### Instruction
Report all lines from the entries below in which "this" appears.
....
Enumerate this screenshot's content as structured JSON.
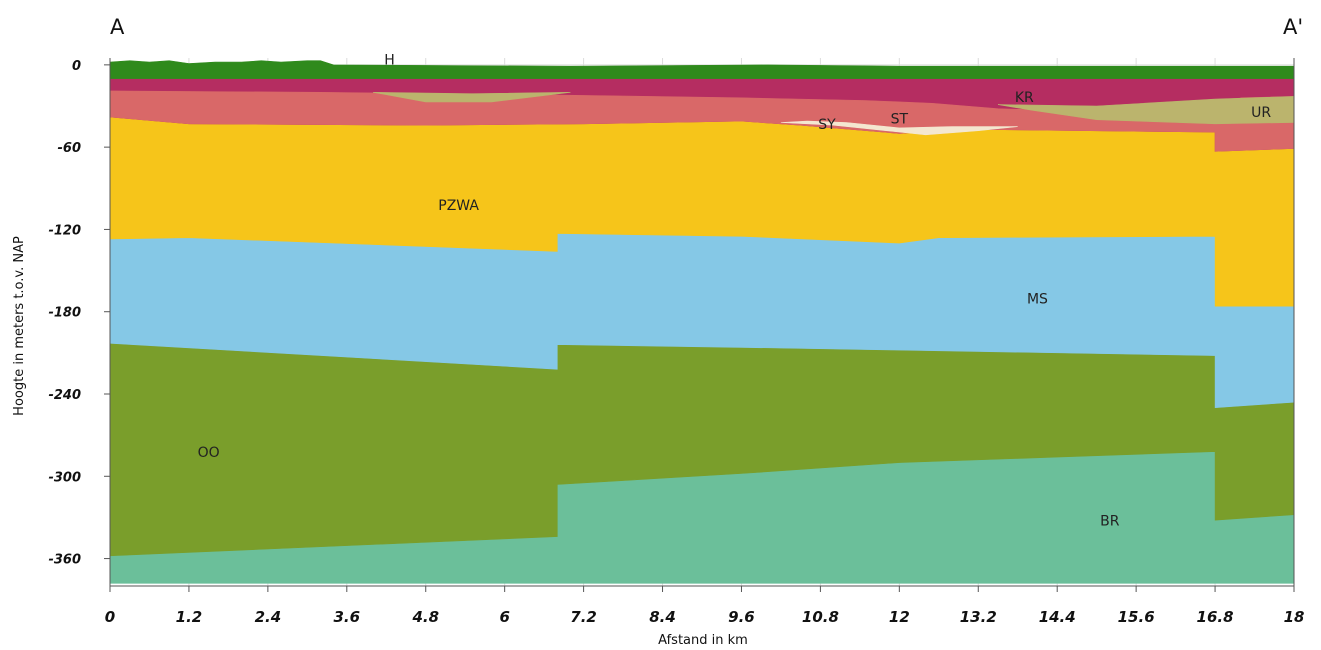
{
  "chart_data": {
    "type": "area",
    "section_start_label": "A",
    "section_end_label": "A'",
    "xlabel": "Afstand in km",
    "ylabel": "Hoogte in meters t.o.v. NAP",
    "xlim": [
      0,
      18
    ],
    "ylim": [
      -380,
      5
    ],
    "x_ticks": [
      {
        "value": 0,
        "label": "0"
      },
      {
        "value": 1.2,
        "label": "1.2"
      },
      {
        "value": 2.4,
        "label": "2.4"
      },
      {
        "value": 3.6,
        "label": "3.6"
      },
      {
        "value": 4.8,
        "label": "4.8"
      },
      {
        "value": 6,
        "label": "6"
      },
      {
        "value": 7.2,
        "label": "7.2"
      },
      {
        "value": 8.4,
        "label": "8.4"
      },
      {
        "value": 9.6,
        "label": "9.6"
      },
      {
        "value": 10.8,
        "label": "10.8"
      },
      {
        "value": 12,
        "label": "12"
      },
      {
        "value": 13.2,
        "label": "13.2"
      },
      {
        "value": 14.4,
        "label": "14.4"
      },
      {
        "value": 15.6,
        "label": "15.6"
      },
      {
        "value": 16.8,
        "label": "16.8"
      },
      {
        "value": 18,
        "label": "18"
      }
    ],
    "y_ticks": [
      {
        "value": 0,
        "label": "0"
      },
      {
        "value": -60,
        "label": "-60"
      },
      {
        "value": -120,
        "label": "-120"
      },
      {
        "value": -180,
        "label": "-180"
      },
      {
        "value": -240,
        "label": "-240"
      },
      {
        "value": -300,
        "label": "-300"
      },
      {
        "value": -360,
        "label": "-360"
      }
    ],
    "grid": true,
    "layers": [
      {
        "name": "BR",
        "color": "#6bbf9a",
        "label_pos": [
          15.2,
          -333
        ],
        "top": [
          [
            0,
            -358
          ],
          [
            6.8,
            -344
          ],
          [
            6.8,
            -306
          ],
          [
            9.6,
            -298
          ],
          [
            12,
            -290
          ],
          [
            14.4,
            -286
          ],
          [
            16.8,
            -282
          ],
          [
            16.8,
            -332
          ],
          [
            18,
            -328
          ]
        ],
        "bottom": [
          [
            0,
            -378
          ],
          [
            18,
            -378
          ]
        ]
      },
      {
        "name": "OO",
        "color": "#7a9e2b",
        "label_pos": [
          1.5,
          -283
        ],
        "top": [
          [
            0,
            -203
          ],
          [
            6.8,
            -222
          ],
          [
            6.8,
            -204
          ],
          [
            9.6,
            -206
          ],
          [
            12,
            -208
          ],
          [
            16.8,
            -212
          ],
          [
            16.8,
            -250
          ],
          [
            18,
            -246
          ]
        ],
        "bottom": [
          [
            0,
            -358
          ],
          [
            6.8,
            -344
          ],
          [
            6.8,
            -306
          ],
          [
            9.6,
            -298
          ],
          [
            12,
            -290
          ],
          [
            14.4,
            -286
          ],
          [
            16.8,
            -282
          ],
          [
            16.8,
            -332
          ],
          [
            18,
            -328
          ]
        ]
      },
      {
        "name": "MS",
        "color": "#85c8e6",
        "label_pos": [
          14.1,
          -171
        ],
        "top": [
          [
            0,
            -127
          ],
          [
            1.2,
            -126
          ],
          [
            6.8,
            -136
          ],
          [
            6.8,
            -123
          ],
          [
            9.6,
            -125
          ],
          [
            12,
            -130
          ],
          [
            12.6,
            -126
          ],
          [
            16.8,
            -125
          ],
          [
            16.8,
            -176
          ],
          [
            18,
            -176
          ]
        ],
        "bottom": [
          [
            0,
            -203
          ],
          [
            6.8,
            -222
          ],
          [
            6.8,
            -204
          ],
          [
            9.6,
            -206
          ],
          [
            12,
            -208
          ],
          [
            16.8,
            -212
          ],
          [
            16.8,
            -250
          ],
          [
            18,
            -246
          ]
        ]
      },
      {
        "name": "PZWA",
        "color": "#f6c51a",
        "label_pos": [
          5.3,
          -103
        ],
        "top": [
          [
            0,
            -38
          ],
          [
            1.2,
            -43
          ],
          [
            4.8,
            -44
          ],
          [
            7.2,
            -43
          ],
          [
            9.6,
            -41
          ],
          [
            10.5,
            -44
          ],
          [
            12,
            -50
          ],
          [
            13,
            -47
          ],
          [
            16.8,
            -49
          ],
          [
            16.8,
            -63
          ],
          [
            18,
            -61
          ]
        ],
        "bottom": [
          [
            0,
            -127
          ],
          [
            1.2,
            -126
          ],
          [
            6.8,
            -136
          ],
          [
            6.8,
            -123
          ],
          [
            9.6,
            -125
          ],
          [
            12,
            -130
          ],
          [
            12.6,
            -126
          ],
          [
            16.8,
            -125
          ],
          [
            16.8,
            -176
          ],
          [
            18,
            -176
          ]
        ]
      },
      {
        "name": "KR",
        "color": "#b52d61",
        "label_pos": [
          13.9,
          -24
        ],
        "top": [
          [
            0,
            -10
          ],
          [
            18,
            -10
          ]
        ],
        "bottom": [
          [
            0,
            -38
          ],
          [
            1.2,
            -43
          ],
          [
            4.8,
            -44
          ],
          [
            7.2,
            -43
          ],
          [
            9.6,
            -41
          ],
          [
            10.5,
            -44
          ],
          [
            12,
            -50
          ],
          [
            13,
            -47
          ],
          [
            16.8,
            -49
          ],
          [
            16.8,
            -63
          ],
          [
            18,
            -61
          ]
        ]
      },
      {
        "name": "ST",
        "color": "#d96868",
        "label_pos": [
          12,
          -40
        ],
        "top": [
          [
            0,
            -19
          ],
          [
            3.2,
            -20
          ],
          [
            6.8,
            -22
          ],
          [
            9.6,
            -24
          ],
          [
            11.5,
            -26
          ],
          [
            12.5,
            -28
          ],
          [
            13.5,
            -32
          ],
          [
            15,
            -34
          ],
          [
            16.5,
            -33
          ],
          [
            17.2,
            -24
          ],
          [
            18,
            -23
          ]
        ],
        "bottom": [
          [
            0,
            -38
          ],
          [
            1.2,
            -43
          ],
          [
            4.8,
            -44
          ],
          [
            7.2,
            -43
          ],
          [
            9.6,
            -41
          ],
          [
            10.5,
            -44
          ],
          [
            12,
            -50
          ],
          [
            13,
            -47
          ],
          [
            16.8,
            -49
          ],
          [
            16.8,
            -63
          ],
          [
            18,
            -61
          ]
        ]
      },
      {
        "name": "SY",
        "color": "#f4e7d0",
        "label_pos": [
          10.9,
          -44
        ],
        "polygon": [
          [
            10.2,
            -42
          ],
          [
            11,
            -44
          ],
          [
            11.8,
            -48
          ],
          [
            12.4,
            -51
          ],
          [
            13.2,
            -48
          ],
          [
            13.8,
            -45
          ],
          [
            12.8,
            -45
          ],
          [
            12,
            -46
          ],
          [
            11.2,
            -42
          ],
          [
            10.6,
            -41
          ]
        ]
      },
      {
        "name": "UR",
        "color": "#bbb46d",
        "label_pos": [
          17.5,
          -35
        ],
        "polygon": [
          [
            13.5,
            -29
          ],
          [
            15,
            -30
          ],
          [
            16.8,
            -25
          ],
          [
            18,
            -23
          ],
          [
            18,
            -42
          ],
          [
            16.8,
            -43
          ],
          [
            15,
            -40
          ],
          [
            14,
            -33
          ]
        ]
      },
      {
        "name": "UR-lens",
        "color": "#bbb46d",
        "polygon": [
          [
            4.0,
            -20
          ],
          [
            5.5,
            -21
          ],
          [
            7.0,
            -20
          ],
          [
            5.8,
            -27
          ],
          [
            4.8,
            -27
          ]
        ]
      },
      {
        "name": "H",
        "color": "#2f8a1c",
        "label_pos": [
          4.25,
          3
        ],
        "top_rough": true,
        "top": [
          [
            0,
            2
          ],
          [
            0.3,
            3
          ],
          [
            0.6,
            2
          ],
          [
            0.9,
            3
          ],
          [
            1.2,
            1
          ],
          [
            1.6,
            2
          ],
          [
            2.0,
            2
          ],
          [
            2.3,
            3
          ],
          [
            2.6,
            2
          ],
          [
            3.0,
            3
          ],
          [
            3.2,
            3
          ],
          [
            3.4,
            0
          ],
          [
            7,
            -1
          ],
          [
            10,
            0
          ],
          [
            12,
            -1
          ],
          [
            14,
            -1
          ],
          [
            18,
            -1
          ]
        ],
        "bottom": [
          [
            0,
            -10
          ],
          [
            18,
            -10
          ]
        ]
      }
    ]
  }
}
....
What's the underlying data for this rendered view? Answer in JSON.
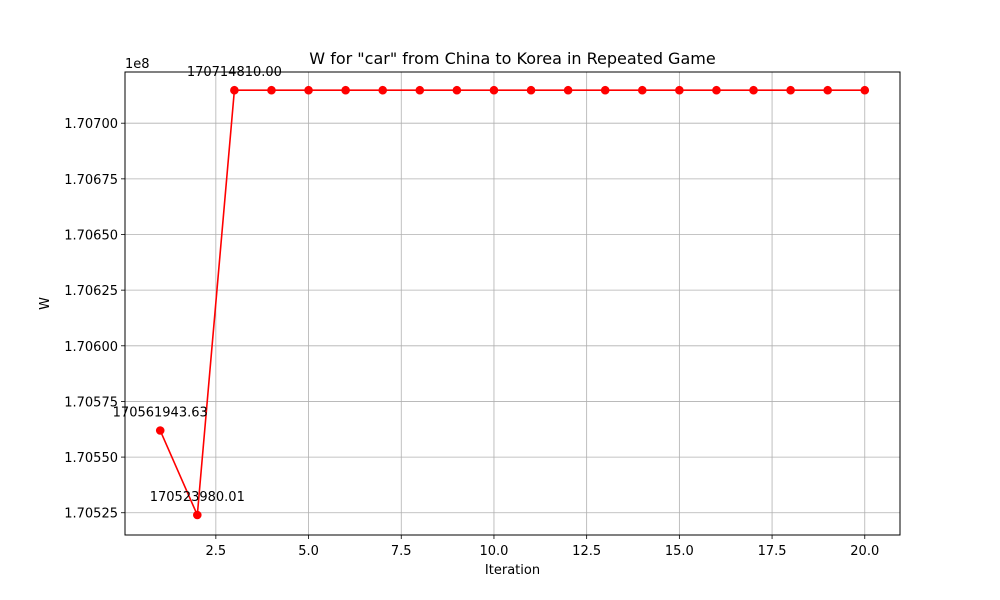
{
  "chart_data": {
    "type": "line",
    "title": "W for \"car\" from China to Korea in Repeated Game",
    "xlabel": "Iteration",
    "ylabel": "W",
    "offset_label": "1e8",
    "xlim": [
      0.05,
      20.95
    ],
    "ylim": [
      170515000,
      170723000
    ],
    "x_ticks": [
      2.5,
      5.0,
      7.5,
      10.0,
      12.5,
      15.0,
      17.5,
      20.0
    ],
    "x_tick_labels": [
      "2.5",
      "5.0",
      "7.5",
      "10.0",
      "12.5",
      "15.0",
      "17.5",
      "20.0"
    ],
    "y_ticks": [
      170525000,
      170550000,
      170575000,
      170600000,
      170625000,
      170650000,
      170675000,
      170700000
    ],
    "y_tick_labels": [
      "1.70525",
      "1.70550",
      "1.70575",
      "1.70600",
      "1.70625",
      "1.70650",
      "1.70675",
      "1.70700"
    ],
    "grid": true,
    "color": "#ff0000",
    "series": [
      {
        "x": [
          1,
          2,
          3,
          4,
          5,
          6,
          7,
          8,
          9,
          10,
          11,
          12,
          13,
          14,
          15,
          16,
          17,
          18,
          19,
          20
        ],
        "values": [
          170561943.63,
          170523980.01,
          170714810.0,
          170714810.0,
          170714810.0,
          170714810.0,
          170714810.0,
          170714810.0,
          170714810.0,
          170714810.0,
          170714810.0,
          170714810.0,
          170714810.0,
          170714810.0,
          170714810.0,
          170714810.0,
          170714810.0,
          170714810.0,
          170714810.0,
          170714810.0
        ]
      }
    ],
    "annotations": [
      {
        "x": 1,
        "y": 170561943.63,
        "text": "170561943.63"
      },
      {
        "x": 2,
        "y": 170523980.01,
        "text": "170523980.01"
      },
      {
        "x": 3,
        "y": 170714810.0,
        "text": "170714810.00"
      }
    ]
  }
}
....
### Task response
Enumerate this screenshot's content as structured JSON.
What's the underlying data for this rendered view? Answer in JSON.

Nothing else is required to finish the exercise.